[Data items]
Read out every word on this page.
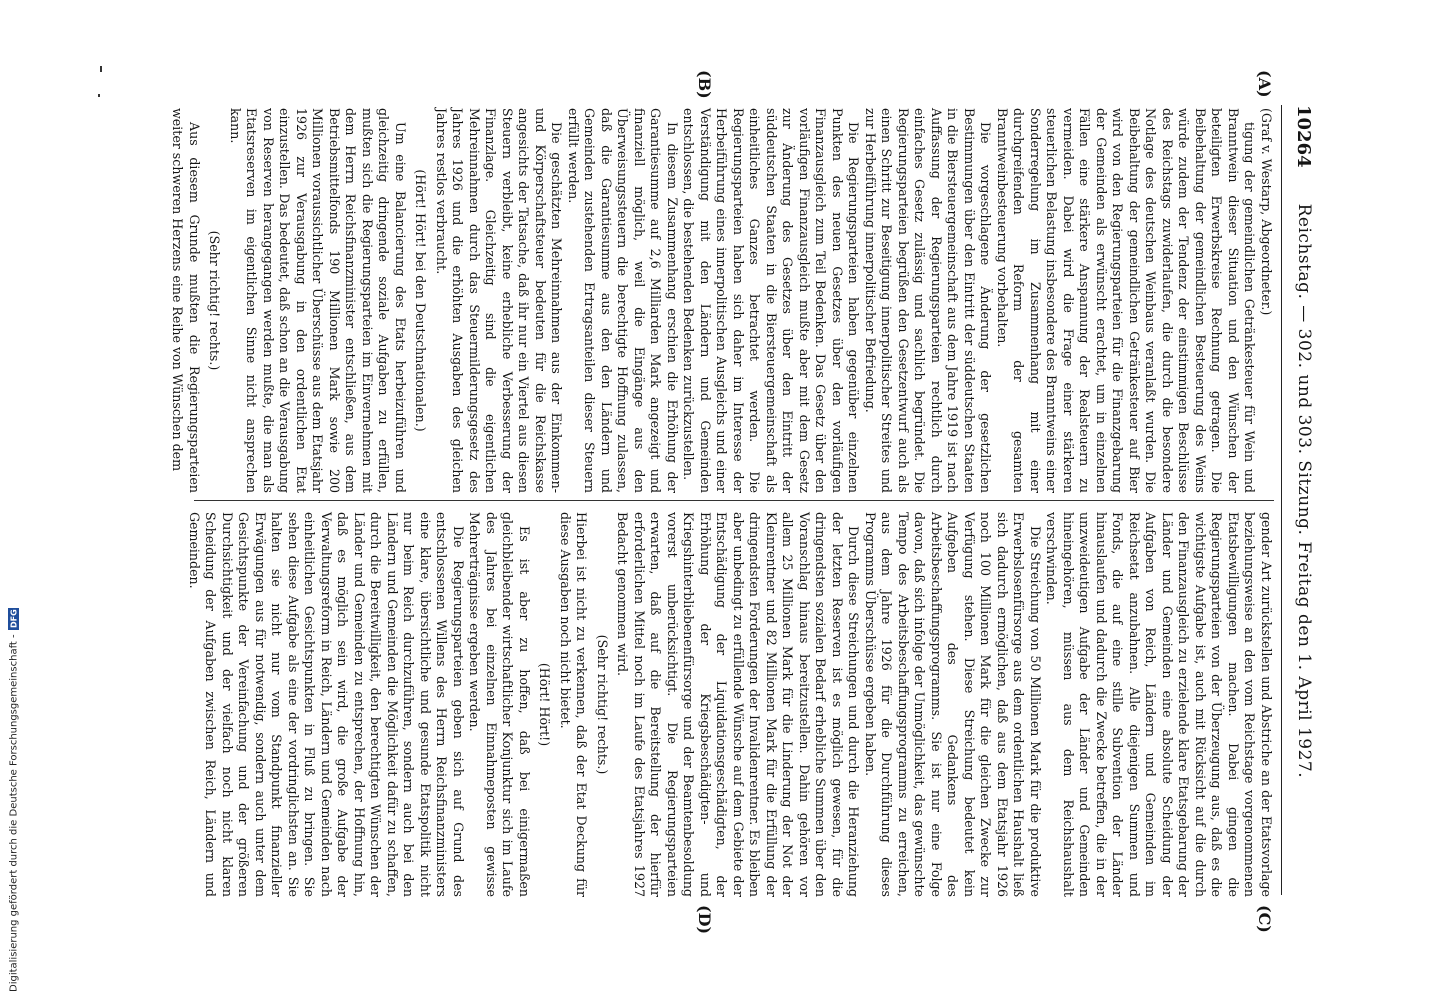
Digitalisierung gefördert durch die Deutsche Forschungsgemeinschaft -
DFG
10264
Reichstag. — 302. und 303. Sitzung. Freitag den 1. April 1927.
(A)
(B)
(C)
(D)

(Graf v. Westarp, Abgeordneter.)

tigung der gemeindlichen Getränkesteuer für Wein und Branntwein dieser Situation und den Wünschen der beteiligten Erwerbskreise Rechnung getragen. Die Beibehaltung der gemeindlichen Besteuerung des Weins würde zudem der Tendenz der einstimmigen Beschlüsse des Reichstags zuwiderlaufen, die durch die besondere Notlage des deutschen Weinbaus veranlaßt wurden. Die Beibehaltung der gemeindlichen Getränkesteuer auf Bier wird von den Regierungsparteien für die Finanzgebarung der Gemeinden als erwünscht erachtet, um in einzelnen Fällen eine stärkere Anspannung der Realsteuern zu vermeiden. Dabei wird die Frage einer stärkeren steuerlichen Belastung insbesondere des Branntweins einer Sonderregelung im Zusammenhang mit einer durchgreifenden Reform der gesamten Branntweinbesteuerung vorbehalten.

Die vorgeschlagene Änderung der gesetzlichen Bestimmungen über den Eintritt der süddeutschen Staaten in die Biersteuergemeinschaft aus dem Jahre 1919 ist nach Auffassung der Regierungsparteien rechtlich durch einfaches Gesetz zulässig und sachlich begründet. Die Regierungsparteien begrüßen den Gesetzentwurf auch als einen Schritt zur Beseitigung innerpolitischer Streites und zur Herbeiführung innerpolitischer Befriedung.

Die Regierungsparteien haben gegenüber einzelnen Punkten des neuen Gesetzes über den vorläufigen Finanzausgleich zum Teil Bedenken. Das Gesetz über den vorläufigen Finanzausgleich mußte aber mit dem Gesetz zur Änderung des Gesetzes über den Eintritt der süddeutschen Staaten in die Biersteuergemeinschaft als einheitliches Ganzes betrachtet werden. Die Regierungsparteien haben sich daher im Interesse der Herbeiführung eines innerpolitischen Ausgleichs und einer Verständigung mit den Ländern und Gemeinden entschlossen, die bestehenden Bedenken zurückzustellen.

In diesem Zusammenhang erschien die Erhöhung der Garantiesumme auf 2,6 Milliarden Mark angezeigt und finanziell möglich, weil die Eingänge aus den Überweisungssteuern die berechtigte Hoffnung zulassen, daß die Garantiesumme aus den den Ländern und Gemeinden zustehenden Ertragsanteilen dieser Steuern erfüllt werden.

Die geschätzten Mehreinnahmen aus der Einkommen- und Körperschaftsteuer bedeuten für die Reichskasse angesichts der Tatsache, daß ihr nur ein Viertel aus diesen Steuern verbleibt, keine erhebliche Verbesserung der Finanzlage. Gleichzeitig sind die eigentlichen Mehreinnahmen durch das Steuermilderungsgesetz des Jahres 1926 und die erhöhten Ausgaben des gleichen Jahres restlos verbraucht.

(Hört! Hört! bei den Deutschnationalen.)

Um eine Balancierung des Etats herbeizuführen und gleichzeitig dringende soziale Aufgaben zu erfüllen, mußten sich die Regierungsparteien im Einvernehmen mit dem Herrn Reichsfinanzminister entschließen, aus dem Betriebsmittelfonds 190 Millionen Mark sowie 200 Millionen voraussichtlicher Überschüsse aus dem Etatsjahr 1926 zur Verausgabung in den ordentlichen Etat einzustellen. Das bedeutet, daß schon an die Verausgabung von Reserven herangegangen werden mußte, die man als Etatsreserven im eigentlichen Sinne nicht ansprechen kann.

(Sehr richtig! rechts.)

Aus diesem Grunde mußten die Regierungsparteien weiter schweren Herzens eine Reihe von Wünschen dem

gender Art zurückstellen und Abstriche an der Etatsvorlage beziehungsweise an den vom Reichstage vorgenommenen Etatsbewilligungen machen. Dabei gingen die Regierungsparteien von der Überzeugung aus, daß es die wichtigste Aufgabe ist, auch mit Rücksicht auf die durch den Finanzausgleich zu erzielende klare Etatsgebarung der Länder und Gemeinden eine absolute Scheidung der Aufgaben von Reich, Ländern und Gemeinden im Reichsetat anzubahnen. Alle diejenigen Summen und Fonds, die auf eine stille Subvention der Länder hinauslaufen und dadurch die Zwecke betreffen, die in der unzweideutigen Aufgabe der Länder und Gemeinden hineingehören, müssen aus dem Reichshaushalt verschwinden.

Die Streichung von 50 Millionen Mark für die produktive Erwerbslosenfürsorge aus dem ordentlichen Haushalt ließ sich dadurch ermöglichen, daß aus dem Etatsjahr 1926 noch 100 Millionen Mark für die gleichen Zwecke zur Verfügung stehen. Diese Streichung bedeutet kein Aufgeben des Gedankens des Arbeitsbeschaffungsprogramms. Sie ist nur eine Folge davon, daß sich infolge der Unmöglichkeit, das gewünschte Tempo des Arbeitsbeschaffungsprogramms zu erreichen, aus dem Jahre 1926 für die Durchführung dieses Programms Überschüsse ergeben haben.

Durch diese Streichungen und durch die Heranziehung der letzten Reserven ist es möglich gewesen, für die dringendsten sozialen Bedarf erhebliche Summen über den Voranschlag hinaus bereitzustellen. Dahin gehören vor allem 25 Millionen Mark für die Linderung der Not der Kleinrentner und 82 Millionen Mark für die Erfüllung der dringendsten Forderungen der Invalidenrentner. Es bleiben aber unbedingt zu erfüllende Wünsche auf dem Gebiete der Entschädigung der Liquidationsgeschädigten, der Erhöhung der Kriegsbeschädigten- und Kriegshinterbliebenenfürsorge und der Beamtenbesoldung vorerst unberücksichtigt. Die Regierungsparteien erwarten, daß auf die Bereitstellung der hierfür erforderlichen Mittel noch im Laufe des Etatsjahres 1927 Bedacht genommen wird.

(Sehr richtig! rechts.)

Hierbei ist nicht zu verkennen, daß der Etat Deckung für diese Ausgaben noch nicht bietet.

(Hört! Hört!)

Es ist aber zu hoffen, daß bei einigermaßen gleichbleibender wirtschaftlicher Konjunktur sich im Laufe des Jahres bei einzelnen Einnahmeposten gewisse Mehrerträgnisse ergeben werden.

Die Regierungsparteien geben sich auf Grund des entschlossenen Willens des Herrn Reichsfinanzministers eine klare, übersichtliche und gesunde Etatspolitik nicht nur beim Reich durchzuführen, sondern auch bei den Ländern und Gemeinden die Möglichkeit dafür zu schaffen, durch die Bereitwilligkeit, den berechtigten Wünschen der Länder und Gemeinden zu entsprechen, der Hoffnung hin, daß es möglich sein wird, die große Aufgabe der Verwaltungsreform in Reich, Ländern und Gemeinden nach einheitlichen Gesichtspunkten in Fluß zu bringen. Sie sehen diese Aufgabe als eine der vordringlichsten an. Sie halten sie nicht nur vom Standpunkt finanzieller Erwägungen aus für notwendig, sondern auch unter dem Gesichtspunkte der Vereinfachung und der größeren Durchsichtigkeit und der vielfach noch nicht klaren Scheidung der Aufgaben zwischen Reich, Ländern und Gemeinden.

## TASK STATEMENT
Write out all the entries word for word, but drop the pictures.

## SOLUTION
Read out every word on this page.
Digitalisierung gefördert durch die Deutsche Forschungsgemeinschaft -
DFG
10264
Reichstag. — 302. und 303. Sitzung. Freitag den 1. April 1927.
(A)
(B)
(C)
(D)

(Graf v. Westarp, Abgeordneter.)

tigung der gemeindlichen Getränkesteuer für Wein und Branntwein dieser Situation und den Wünschen der beteiligten Erwerbskreise Rechnung getragen. Die Beibehaltung der gemeindlichen Besteuerung des Weins würde zudem der Tendenz der einstimmigen Beschlüsse des Reichstags zuwiderlaufen, die durch die besondere Notlage des deutschen Weinbaus veranlaßt wurden. Die Beibehaltung der gemeindlichen Getränkesteuer auf Bier wird von den Regierungsparteien für die Finanzgebarung der Gemeinden als erwünscht erachtet, um in einzelnen Fällen eine stärkere Anspannung der Realsteuern zu vermeiden. Dabei wird die Frage einer stärkeren steuerlichen Belastung insbesondere des Branntweins einer Sonderregelung im Zusammenhang mit einer durchgreifenden Reform der gesamten Branntweinbesteuerung vorbehalten.

Die vorgeschlagene Änderung der gesetzlichen Bestimmungen über den Eintritt der süddeutschen Staaten in die Biersteuergemeinschaft aus dem Jahre 1919 ist nach Auffassung der Regierungsparteien rechtlich durch einfaches Gesetz zulässig und sachlich begründet. Die Regierungsparteien begrüßen den Gesetzentwurf auch als einen Schritt zur Beseitigung innerpolitischer Streites und zur Herbeiführung innerpolitischer Befriedung.

Die Regierungsparteien haben gegenüber einzelnen Punkten des neuen Gesetzes über den vorläufigen Finanzausgleich zum Teil Bedenken. Das Gesetz über den vorläufigen Finanzausgleich mußte aber mit dem Gesetz zur Änderung des Gesetzes über den Eintritt der süddeutschen Staaten in die Biersteuergemeinschaft als einheitliches Ganzes betrachtet werden. Die Regierungsparteien haben sich daher im Interesse der Herbeiführung eines innerpolitischen Ausgleichs und einer Verständigung mit den Ländern und Gemeinden entschlossen, die bestehenden Bedenken zurückzustellen.

In diesem Zusammenhang erschien die Erhöhung der Garantiesumme auf 2,6 Milliarden Mark angezeigt und finanziell möglich, weil die Eingänge aus den Überweisungssteuern die berechtigte Hoffnung zulassen, daß die Garantiesumme aus den den Ländern und Gemeinden zustehenden Ertragsanteilen dieser Steuern erfüllt werden.

Die geschätzten Mehreinnahmen aus der Einkommen- und Körperschaftsteuer bedeuten für die Reichskasse angesichts der Tatsache, daß ihr nur ein Viertel aus diesen Steuern verbleibt, keine erhebliche Verbesserung der Finanzlage. Gleichzeitig sind die eigentlichen Mehreinnahmen durch das Steuermilderungsgesetz des Jahres 1926 und die erhöhten Ausgaben des gleichen Jahres restlos verbraucht.

(Hört! Hört! bei den Deutschnationalen.)

Um eine Balancierung des Etats herbeizuführen und gleichzeitig dringende soziale Aufgaben zu erfüllen, mußten sich die Regierungsparteien im Einvernehmen mit dem Herrn Reichsfinanzminister entschließen, aus dem Betriebsmittelfonds 190 Millionen Mark sowie 200 Millionen voraussichtlicher Überschüsse aus dem Etatsjahr 1926 zur Verausgabung in den ordentlichen Etat einzustellen. Das bedeutet, daß schon an die Verausgabung von Reserven herangegangen werden mußte, die man als Etatsreserven im eigentlichen Sinne nicht ansprechen kann.

(Sehr richtig! rechts.)

Aus diesem Grunde mußten die Regierungsparteien weiter schweren Herzens eine Reihe von Wünschen dem

gender Art zurückstellen und Abstriche an der Etatsvorlage beziehungsweise an den vom Reichstage vorgenommenen Etatsbewilligungen machen. Dabei gingen die Regierungsparteien von der Überzeugung aus, daß es die wichtigste Aufgabe ist, auch mit Rücksicht auf die durch den Finanzausgleich zu erzielende klare Etatsgebarung der Länder und Gemeinden eine absolute Scheidung der Aufgaben von Reich, Ländern und Gemeinden im Reichsetat anzubahnen. Alle diejenigen Summen und Fonds, die auf eine stille Subvention der Länder hinauslaufen und dadurch die Zwecke betreffen, die in der unzweideutigen Aufgabe der Länder und Gemeinden hineingehören, müssen aus dem Reichshaushalt verschwinden.

Die Streichung von 50 Millionen Mark für die produktive Erwerbslosenfürsorge aus dem ordentlichen Haushalt ließ sich dadurch ermöglichen, daß aus dem Etatsjahr 1926 noch 100 Millionen Mark für die gleichen Zwecke zur Verfügung stehen. Diese Streichung bedeutet kein Aufgeben des Gedankens des Arbeitsbeschaffungsprogramms. Sie ist nur eine Folge davon, daß sich infolge der Unmöglichkeit, das gewünschte Tempo des Arbeitsbeschaffungsprogramms zu erreichen, aus dem Jahre 1926 für die Durchführung dieses Programms Überschüsse ergeben haben.

Durch diese Streichungen und durch die Heranziehung der letzten Reserven ist es möglich gewesen, für die dringendsten sozialen Bedarf erhebliche Summen über den Voranschlag hinaus bereitzustellen. Dahin gehören vor allem 25 Millionen Mark für die Linderung der Not der Kleinrentner und 82 Millionen Mark für die Erfüllung der dringendsten Forderungen der Invalidenrentner. Es bleiben aber unbedingt zu erfüllende Wünsche auf dem Gebiete der Entschädigung der Liquidationsgeschädigten, der Erhöhung der Kriegsbeschädigten- und Kriegshinterbliebenenfürsorge und der Beamtenbesoldung vorerst unberücksichtigt. Die Regierungsparteien erwarten, daß auf die Bereitstellung der hierfür erforderlichen Mittel noch im Laufe des Etatsjahres 1927 Bedacht genommen wird.

(Sehr richtig! rechts.)

Hierbei ist nicht zu verkennen, daß der Etat Deckung für diese Ausgaben noch nicht bietet.

(Hört! Hört!)

Es ist aber zu hoffen, daß bei einigermaßen gleichbleibender wirtschaftlicher Konjunktur sich im Laufe des Jahres bei einzelnen Einnahmeposten gewisse Mehrerträgnisse ergeben werden.

Die Regierungsparteien geben sich auf Grund des entschlossenen Willens des Herrn Reichsfinanzministers eine klare, übersichtliche und gesunde Etatspolitik nicht nur beim Reich durchzuführen, sondern auch bei den Ländern und Gemeinden die Möglichkeit dafür zu schaffen, durch die Bereitwilligkeit, den berechtigten Wünschen der Länder und Gemeinden zu entsprechen, der Hoffnung hin, daß es möglich sein wird, die große Aufgabe der Verwaltungsreform in Reich, Ländern und Gemeinden nach einheitlichen Gesichtspunkten in Fluß zu bringen. Sie sehen diese Aufgabe als eine der vordringlichsten an. Sie halten sie nicht nur vom Standpunkt finanzieller Erwägungen aus für notwendig, sondern auch unter dem Gesichtspunkte der Vereinfachung und der größeren Durchsichtigkeit und der vielfach noch nicht klaren Scheidung der Aufgaben zwischen Reich, Ländern und Gemeinden.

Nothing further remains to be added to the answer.